# AIM OF THE EXERCISE:
The listing beneath should be written out in full, exactly as shown.

(Dataset records)
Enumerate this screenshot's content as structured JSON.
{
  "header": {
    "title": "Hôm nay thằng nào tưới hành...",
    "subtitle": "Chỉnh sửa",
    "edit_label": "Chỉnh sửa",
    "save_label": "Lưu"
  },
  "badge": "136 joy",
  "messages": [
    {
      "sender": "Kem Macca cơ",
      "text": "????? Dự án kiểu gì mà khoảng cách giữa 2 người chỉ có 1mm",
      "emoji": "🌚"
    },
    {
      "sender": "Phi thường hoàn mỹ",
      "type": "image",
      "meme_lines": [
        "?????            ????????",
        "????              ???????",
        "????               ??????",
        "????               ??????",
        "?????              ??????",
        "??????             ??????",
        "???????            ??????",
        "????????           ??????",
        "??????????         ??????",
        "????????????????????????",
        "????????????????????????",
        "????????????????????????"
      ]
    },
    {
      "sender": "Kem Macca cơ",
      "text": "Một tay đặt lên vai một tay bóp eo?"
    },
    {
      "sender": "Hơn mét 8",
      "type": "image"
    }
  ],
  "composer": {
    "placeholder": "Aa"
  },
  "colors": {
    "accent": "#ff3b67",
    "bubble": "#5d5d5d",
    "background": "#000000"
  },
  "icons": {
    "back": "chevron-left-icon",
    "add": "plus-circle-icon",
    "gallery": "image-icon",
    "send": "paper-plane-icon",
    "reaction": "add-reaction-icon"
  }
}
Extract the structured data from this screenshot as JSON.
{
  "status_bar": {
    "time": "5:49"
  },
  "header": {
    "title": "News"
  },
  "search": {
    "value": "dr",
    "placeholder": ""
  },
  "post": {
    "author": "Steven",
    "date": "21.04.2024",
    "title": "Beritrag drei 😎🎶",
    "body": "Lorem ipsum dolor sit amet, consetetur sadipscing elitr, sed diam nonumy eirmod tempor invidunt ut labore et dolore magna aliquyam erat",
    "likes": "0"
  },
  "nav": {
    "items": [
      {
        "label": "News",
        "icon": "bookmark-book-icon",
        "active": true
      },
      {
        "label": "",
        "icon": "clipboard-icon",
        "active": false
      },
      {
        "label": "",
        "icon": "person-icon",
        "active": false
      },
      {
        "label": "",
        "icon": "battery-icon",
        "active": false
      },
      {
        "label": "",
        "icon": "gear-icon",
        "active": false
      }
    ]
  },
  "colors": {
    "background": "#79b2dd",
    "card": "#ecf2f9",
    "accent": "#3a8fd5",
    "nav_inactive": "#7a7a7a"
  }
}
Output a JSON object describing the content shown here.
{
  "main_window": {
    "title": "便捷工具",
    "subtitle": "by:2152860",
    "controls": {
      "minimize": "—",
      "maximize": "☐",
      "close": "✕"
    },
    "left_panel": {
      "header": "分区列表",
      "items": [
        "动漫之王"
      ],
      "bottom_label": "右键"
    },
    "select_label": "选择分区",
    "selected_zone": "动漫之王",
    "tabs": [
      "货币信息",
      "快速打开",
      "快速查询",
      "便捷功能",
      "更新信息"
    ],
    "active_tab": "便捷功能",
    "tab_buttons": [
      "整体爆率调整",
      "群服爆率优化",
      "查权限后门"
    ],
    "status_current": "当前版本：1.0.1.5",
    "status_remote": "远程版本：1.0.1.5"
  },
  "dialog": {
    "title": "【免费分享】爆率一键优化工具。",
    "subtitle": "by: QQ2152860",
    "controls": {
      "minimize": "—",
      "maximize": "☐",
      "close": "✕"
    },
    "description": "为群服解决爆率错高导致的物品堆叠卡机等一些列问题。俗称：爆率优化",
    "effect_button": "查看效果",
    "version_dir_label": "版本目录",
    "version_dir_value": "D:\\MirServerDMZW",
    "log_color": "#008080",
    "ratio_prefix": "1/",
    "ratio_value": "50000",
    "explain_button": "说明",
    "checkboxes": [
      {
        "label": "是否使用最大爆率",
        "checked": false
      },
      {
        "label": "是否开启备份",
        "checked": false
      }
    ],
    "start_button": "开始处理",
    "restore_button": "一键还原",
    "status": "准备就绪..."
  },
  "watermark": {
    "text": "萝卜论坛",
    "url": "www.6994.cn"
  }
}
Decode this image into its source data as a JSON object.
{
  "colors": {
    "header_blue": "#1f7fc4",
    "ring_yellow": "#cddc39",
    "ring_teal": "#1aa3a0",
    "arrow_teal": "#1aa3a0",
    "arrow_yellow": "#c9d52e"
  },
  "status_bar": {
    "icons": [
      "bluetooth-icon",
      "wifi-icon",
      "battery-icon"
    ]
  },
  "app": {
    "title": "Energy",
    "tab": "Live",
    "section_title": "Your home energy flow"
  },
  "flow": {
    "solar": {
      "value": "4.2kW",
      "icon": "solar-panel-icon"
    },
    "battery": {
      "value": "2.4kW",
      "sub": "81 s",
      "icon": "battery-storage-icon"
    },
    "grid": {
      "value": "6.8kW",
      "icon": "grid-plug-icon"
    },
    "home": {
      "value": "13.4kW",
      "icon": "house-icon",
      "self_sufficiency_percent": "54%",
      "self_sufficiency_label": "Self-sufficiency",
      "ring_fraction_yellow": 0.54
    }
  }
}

# ANSWER BELOW:
Enumerate this screenshot's content as structured JSON.
{
  "header": {
    "title": "Hôm nay thằng nào tưới hành...",
    "subtitle": "Chỉnh sửa",
    "edit_label": "Chỉnh sửa",
    "save_label": "Lưu"
  },
  "badge": "136 joy",
  "messages": [
    {
      "sender": "Kem Macca cơ",
      "text": "????? Dự án kiểu gì mà khoảng cách giữa 2 người chỉ có 1mm",
      "emoji": "🌚"
    },
    {
      "sender": "Phi thường hoàn mỹ",
      "type": "image",
      "meme_lines": [
        "?????            ????????",
        "????              ???????",
        "????               ??????",
        "????               ??????",
        "?????              ??????",
        "??????             ??????",
        "???????            ??????",
        "????????           ??????",
        "??????????         ??????",
        "????????????????????????",
        "????????????????????????",
        "????????????????????????"
      ]
    },
    {
      "sender": "Kem Macca cơ",
      "text": "Một tay đặt lên vai một tay bóp eo?"
    },
    {
      "sender": "Hơn mét 8",
      "type": "image"
    }
  ],
  "composer": {
    "placeholder": "Aa"
  },
  "colors": {
    "accent": "#ff3b67",
    "bubble": "#5d5d5d",
    "background": "#000000"
  },
  "icons": {
    "back": "chevron-left-icon",
    "add": "plus-circle-icon",
    "gallery": "image-icon",
    "send": "paper-plane-icon",
    "reaction": "add-reaction-icon"
  }
}
Extract the structured data from this screenshot as JSON.
{
  "status_bar": {
    "time": "5:49"
  },
  "header": {
    "title": "News"
  },
  "search": {
    "value": "dr",
    "placeholder": ""
  },
  "post": {
    "author": "Steven",
    "date": "21.04.2024",
    "title": "Beritrag drei 😎🎶",
    "body": "Lorem ipsum dolor sit amet, consetetur sadipscing elitr, sed diam nonumy eirmod tempor invidunt ut labore et dolore magna aliquyam erat",
    "likes": "0"
  },
  "nav": {
    "items": [
      {
        "label": "News",
        "icon": "bookmark-book-icon",
        "active": true
      },
      {
        "label": "",
        "icon": "clipboard-icon",
        "active": false
      },
      {
        "label": "",
        "icon": "person-icon",
        "active": false
      },
      {
        "label": "",
        "icon": "battery-icon",
        "active": false
      },
      {
        "label": "",
        "icon": "gear-icon",
        "active": false
      }
    ]
  },
  "colors": {
    "background": "#79b2dd",
    "card": "#ecf2f9",
    "accent": "#3a8fd5",
    "nav_inactive": "#7a7a7a"
  }
}
Output a JSON object describing the content shown here.
{
  "main_window": {
    "title": "便捷工具",
    "subtitle": "by:2152860",
    "controls": {
      "minimize": "—",
      "maximize": "☐",
      "close": "✕"
    },
    "left_panel": {
      "header": "分区列表",
      "items": [
        "动漫之王"
      ],
      "bottom_label": "右键"
    },
    "select_label": "选择分区",
    "selected_zone": "动漫之王",
    "tabs": [
      "货币信息",
      "快速打开",
      "快速查询",
      "便捷功能",
      "更新信息"
    ],
    "active_tab": "便捷功能",
    "tab_buttons": [
      "整体爆率调整",
      "群服爆率优化",
      "查权限后门"
    ],
    "status_current": "当前版本：1.0.1.5",
    "status_remote": "远程版本：1.0.1.5"
  },
  "dialog": {
    "title": "【免费分享】爆率一键优化工具。",
    "subtitle": "by: QQ2152860",
    "controls": {
      "minimize": "—",
      "maximize": "☐",
      "close": "✕"
    },
    "description": "为群服解决爆率错高导致的物品堆叠卡机等一些列问题。俗称：爆率优化",
    "effect_button": "查看效果",
    "version_dir_label": "版本目录",
    "version_dir_value": "D:\\MirServerDMZW",
    "log_color": "#008080",
    "ratio_prefix": "1/",
    "ratio_value": "50000",
    "explain_button": "说明",
    "checkboxes": [
      {
        "label": "是否使用最大爆率",
        "checked": false
      },
      {
        "label": "是否开启备份",
        "checked": false
      }
    ],
    "start_button": "开始处理",
    "restore_button": "一键还原",
    "status": "准备就绪..."
  },
  "watermark": {
    "text": "萝卜论坛",
    "url": "www.6994.cn"
  }
}
Decode this image into its source data as a JSON object.
{
  "colors": {
    "header_blue": "#1f7fc4",
    "ring_yellow": "#cddc39",
    "ring_teal": "#1aa3a0",
    "arrow_teal": "#1aa3a0",
    "arrow_yellow": "#c9d52e"
  },
  "status_bar": {
    "icons": [
      "bluetooth-icon",
      "wifi-icon",
      "battery-icon"
    ]
  },
  "app": {
    "title": "Energy",
    "tab": "Live",
    "section_title": "Your home energy flow"
  },
  "flow": {
    "solar": {
      "value": "4.2kW",
      "icon": "solar-panel-icon"
    },
    "battery": {
      "value": "2.4kW",
      "sub": "81 s",
      "icon": "battery-storage-icon"
    },
    "grid": {
      "value": "6.8kW",
      "icon": "grid-plug-icon"
    },
    "home": {
      "value": "13.4kW",
      "icon": "house-icon",
      "self_sufficiency_percent": "54%",
      "self_sufficiency_label": "Self-sufficiency",
      "ring_fraction_yellow": 0.54
    }
  }
}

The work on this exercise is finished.